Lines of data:

☆ ☆ ☆ ☆

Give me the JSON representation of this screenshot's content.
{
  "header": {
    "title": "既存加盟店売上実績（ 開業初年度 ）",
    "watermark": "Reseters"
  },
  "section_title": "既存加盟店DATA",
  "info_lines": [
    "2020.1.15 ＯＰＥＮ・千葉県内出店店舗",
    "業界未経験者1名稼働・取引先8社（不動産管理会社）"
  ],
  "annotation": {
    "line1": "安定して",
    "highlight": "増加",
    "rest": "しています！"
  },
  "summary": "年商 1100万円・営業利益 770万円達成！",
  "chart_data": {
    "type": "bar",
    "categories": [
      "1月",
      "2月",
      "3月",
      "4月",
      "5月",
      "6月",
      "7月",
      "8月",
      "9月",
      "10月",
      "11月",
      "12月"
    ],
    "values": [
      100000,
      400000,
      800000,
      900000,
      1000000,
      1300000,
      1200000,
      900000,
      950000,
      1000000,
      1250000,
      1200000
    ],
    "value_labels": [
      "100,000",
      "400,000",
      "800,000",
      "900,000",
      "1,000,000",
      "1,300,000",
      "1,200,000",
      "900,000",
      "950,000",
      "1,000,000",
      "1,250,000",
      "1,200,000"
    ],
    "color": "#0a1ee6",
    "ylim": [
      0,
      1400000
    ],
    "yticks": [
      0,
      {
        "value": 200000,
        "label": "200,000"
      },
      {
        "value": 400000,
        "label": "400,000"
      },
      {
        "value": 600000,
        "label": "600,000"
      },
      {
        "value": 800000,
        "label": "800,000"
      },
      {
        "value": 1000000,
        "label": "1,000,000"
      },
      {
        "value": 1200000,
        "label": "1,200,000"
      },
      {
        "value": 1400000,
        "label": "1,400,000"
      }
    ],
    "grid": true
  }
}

☆ ☆ ☆ ☆

- [Instruction]
Go through the records above and set each one down exactly, please.

- [Written solution]
Give me the JSON representation of this screenshot's content.
{
  "header": {
    "title": "既存加盟店売上実績（ 開業初年度 ）",
    "watermark": "Reseters"
  },
  "section_title": "既存加盟店DATA",
  "info_lines": [
    "2020.1.15 ＯＰＥＮ・千葉県内出店店舗",
    "業界未経験者1名稼働・取引先8社（不動産管理会社）"
  ],
  "annotation": {
    "line1": "安定して",
    "highlight": "増加",
    "rest": "しています！"
  },
  "summary": "年商 1100万円・営業利益 770万円達成！",
  "chart_data": {
    "type": "bar",
    "categories": [
      "1月",
      "2月",
      "3月",
      "4月",
      "5月",
      "6月",
      "7月",
      "8月",
      "9月",
      "10月",
      "11月",
      "12月"
    ],
    "values": [
      100000,
      400000,
      800000,
      900000,
      1000000,
      1300000,
      1200000,
      900000,
      950000,
      1000000,
      1250000,
      1200000
    ],
    "value_labels": [
      "100,000",
      "400,000",
      "800,000",
      "900,000",
      "1,000,000",
      "1,300,000",
      "1,200,000",
      "900,000",
      "950,000",
      "1,000,000",
      "1,250,000",
      "1,200,000"
    ],
    "color": "#0a1ee6",
    "ylim": [
      0,
      1400000
    ],
    "yticks": [
      0,
      {
        "value": 200000,
        "label": "200,000"
      },
      {
        "value": 400000,
        "label": "400,000"
      },
      {
        "value": 600000,
        "label": "600,000"
      },
      {
        "value": 800000,
        "label": "800,000"
      },
      {
        "value": 1000000,
        "label": "1,000,000"
      },
      {
        "value": 1200000,
        "label": "1,200,000"
      },
      {
        "value": 1400000,
        "label": "1,400,000"
      }
    ],
    "grid": true
  }
}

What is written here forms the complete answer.